Which lines have the string "Property"? Copy all of them from the entries below.

+===+

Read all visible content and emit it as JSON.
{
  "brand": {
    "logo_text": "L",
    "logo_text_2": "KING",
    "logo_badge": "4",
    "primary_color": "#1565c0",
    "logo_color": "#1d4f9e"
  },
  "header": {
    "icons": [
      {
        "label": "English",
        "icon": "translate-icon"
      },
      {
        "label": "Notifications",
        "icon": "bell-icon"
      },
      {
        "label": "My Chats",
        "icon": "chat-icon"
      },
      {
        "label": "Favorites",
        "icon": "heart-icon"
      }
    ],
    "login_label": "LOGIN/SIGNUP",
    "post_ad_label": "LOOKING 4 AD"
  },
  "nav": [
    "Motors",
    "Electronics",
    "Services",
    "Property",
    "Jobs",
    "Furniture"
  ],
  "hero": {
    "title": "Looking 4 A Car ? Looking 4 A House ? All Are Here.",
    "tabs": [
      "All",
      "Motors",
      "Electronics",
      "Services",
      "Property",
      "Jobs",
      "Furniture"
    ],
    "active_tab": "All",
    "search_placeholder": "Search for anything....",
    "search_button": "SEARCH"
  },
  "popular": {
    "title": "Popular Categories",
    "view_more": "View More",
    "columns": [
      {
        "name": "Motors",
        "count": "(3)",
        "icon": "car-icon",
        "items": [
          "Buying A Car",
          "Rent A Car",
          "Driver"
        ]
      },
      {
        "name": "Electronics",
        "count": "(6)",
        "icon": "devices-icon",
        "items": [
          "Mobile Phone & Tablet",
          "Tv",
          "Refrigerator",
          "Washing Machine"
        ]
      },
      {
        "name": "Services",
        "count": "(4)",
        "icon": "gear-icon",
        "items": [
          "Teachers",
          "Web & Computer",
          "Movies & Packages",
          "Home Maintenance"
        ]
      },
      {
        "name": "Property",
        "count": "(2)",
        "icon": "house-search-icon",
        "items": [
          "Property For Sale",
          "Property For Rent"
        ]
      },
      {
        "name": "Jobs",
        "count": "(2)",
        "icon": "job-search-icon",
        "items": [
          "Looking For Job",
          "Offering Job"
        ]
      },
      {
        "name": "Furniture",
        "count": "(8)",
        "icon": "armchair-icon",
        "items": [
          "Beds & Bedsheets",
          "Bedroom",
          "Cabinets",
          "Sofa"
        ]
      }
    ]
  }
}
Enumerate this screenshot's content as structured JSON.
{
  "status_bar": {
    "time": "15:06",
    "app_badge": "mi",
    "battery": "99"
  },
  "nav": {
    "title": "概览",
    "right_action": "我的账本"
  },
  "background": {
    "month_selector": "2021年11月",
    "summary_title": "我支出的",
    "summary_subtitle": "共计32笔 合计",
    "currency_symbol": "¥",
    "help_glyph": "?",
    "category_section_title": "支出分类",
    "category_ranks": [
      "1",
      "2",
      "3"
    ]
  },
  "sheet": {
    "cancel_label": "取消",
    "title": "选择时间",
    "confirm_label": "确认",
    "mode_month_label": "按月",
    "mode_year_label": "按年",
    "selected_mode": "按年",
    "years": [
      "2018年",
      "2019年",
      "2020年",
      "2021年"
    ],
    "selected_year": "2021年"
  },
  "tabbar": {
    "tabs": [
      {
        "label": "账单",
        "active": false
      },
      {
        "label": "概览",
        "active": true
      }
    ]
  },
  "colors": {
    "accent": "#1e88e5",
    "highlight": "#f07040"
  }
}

+===+

## Worked answer
    "Property",
      "Property",
        "name": "Property",
          "Property For Sale",
          "Property For Rent"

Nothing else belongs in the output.